* START Records for processing *
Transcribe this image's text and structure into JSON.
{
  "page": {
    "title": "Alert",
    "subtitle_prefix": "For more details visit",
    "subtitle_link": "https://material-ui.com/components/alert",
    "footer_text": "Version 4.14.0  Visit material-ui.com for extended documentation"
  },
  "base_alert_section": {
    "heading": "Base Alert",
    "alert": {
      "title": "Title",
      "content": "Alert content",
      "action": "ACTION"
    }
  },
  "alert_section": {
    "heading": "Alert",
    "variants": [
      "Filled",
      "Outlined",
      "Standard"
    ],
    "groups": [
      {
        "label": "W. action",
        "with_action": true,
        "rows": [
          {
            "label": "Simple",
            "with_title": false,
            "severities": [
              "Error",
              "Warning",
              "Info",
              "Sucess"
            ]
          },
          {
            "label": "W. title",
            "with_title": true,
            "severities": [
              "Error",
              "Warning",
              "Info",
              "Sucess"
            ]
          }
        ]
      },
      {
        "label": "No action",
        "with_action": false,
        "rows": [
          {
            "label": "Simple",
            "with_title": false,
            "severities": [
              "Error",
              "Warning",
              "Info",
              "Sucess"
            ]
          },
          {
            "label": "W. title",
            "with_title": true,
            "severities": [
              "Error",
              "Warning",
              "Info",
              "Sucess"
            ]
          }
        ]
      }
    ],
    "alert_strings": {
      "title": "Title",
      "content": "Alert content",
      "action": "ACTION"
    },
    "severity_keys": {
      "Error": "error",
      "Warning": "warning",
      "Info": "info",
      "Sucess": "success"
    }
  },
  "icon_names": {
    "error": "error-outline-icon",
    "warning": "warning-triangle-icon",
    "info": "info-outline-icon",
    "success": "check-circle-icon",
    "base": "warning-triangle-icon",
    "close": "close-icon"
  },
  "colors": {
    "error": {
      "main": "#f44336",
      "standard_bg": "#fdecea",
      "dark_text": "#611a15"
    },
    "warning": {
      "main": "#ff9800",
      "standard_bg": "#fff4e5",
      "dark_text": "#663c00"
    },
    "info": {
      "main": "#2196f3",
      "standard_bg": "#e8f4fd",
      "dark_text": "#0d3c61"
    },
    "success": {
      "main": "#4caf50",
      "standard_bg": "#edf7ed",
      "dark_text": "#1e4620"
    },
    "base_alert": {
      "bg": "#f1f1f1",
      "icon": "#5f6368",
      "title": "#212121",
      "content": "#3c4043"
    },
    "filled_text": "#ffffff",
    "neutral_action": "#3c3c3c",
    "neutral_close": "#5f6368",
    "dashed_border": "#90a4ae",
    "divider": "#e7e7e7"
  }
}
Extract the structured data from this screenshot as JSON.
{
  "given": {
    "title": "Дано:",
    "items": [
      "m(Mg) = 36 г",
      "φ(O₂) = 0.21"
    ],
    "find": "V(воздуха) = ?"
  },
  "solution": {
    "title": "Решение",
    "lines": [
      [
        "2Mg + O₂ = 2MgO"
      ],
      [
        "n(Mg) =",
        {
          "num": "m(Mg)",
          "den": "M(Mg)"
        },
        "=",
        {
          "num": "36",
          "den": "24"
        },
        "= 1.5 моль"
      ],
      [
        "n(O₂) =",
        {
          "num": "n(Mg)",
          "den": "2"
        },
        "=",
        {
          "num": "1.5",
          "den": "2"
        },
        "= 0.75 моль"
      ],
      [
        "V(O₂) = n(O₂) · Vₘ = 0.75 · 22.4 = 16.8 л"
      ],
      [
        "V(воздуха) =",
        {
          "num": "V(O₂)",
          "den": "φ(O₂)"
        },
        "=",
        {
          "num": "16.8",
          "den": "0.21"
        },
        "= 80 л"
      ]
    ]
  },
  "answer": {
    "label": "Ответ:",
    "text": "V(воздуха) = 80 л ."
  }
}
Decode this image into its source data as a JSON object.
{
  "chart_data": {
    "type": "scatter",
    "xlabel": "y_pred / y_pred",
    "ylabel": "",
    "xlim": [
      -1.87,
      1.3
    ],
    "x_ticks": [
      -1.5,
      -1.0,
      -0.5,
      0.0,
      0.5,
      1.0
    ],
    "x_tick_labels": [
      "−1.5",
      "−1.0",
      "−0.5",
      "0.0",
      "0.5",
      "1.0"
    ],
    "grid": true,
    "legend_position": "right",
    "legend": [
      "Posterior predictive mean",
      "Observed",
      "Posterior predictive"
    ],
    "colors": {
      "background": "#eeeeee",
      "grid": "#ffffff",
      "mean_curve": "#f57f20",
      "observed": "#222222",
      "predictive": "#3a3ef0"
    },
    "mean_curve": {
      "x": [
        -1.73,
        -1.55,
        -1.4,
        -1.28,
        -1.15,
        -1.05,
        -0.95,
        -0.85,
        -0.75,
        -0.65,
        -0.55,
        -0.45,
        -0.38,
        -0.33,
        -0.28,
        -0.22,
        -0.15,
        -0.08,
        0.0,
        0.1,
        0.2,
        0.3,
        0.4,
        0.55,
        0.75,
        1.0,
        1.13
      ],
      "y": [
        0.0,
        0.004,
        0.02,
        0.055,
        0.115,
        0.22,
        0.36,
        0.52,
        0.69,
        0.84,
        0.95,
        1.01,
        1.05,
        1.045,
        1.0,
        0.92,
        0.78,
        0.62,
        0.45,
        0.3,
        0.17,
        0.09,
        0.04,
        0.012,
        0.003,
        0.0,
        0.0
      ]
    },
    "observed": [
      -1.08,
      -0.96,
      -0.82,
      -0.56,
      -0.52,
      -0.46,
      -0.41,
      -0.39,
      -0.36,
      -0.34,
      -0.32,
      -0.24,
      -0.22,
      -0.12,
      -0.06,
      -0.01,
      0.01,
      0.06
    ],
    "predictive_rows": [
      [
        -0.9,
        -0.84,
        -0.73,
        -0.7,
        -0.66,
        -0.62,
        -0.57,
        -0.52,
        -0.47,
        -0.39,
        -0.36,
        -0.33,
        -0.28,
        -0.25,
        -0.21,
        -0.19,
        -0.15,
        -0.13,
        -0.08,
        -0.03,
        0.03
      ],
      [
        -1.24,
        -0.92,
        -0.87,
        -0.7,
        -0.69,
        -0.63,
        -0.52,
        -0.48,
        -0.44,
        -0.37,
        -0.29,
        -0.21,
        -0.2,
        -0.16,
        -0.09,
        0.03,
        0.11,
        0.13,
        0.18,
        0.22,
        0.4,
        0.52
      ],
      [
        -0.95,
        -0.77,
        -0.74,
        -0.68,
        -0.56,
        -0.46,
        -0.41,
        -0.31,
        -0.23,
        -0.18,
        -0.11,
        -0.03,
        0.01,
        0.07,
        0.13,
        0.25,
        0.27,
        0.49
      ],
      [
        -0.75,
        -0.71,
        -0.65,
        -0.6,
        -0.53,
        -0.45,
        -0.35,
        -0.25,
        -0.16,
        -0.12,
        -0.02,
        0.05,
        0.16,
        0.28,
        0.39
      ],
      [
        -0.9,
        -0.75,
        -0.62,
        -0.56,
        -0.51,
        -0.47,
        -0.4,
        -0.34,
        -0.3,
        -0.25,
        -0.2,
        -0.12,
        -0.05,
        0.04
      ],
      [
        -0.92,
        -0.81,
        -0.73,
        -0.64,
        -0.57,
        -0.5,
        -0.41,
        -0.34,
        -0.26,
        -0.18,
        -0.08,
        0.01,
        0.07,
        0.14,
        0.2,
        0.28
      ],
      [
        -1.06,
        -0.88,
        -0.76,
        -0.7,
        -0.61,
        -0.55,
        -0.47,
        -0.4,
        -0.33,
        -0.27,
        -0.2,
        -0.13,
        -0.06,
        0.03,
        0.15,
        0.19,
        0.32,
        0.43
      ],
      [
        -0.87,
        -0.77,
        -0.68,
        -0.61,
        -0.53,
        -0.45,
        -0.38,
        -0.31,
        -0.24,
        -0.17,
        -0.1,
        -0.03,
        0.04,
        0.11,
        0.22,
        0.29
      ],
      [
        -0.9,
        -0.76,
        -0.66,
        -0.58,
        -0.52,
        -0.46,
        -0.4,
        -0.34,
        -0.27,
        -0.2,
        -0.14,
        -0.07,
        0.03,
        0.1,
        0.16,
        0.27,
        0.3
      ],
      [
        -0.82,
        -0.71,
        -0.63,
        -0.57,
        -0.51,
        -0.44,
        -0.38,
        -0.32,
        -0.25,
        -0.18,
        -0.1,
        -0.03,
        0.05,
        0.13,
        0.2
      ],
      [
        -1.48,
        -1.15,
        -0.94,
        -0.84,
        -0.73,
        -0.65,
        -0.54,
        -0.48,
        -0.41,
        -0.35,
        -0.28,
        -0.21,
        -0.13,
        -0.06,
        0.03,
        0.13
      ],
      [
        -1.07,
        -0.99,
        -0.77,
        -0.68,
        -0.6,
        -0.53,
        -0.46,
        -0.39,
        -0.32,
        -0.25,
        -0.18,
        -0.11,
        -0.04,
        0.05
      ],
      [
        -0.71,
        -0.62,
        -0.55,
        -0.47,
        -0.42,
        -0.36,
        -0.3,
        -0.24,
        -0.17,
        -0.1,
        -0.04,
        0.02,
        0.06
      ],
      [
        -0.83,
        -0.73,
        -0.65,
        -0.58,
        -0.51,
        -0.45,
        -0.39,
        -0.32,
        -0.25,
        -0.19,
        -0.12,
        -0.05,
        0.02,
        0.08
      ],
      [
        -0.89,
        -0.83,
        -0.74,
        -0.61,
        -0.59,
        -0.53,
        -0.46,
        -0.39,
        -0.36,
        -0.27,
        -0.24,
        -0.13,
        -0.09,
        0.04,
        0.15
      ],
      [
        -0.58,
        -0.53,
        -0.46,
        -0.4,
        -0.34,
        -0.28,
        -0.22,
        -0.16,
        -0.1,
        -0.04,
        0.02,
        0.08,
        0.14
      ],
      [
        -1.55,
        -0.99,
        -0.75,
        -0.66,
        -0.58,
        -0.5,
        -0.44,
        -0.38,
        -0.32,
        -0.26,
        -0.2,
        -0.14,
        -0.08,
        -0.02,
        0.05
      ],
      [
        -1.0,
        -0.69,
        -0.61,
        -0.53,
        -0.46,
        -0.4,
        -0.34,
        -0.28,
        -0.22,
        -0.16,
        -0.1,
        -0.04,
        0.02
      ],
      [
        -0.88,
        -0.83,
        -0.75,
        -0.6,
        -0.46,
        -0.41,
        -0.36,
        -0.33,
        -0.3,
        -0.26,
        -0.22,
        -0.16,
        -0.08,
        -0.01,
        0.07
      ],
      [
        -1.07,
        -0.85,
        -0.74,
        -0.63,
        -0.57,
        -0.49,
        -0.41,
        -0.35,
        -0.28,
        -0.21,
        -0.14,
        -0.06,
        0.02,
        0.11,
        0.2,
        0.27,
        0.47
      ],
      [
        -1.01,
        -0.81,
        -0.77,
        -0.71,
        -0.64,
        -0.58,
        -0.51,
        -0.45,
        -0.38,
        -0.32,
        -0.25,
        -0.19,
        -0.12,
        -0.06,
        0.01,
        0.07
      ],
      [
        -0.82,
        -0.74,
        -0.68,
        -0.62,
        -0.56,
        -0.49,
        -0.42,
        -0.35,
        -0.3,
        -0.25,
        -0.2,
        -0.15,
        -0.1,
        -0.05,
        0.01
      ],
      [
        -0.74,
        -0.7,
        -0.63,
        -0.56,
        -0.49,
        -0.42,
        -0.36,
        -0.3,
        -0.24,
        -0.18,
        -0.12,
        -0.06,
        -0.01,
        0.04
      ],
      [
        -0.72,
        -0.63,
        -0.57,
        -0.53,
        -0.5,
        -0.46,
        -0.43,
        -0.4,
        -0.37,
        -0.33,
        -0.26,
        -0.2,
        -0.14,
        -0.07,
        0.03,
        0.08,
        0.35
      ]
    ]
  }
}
* END Records for processing *
# Stated problem:
Copy each line of the data above that holds "material".

# Response:
    "subtitle_link": "https://material-ui.com/components/alert",
    "footer_text": "Version 4.14.0  Visit material-ui.com for extended documentation"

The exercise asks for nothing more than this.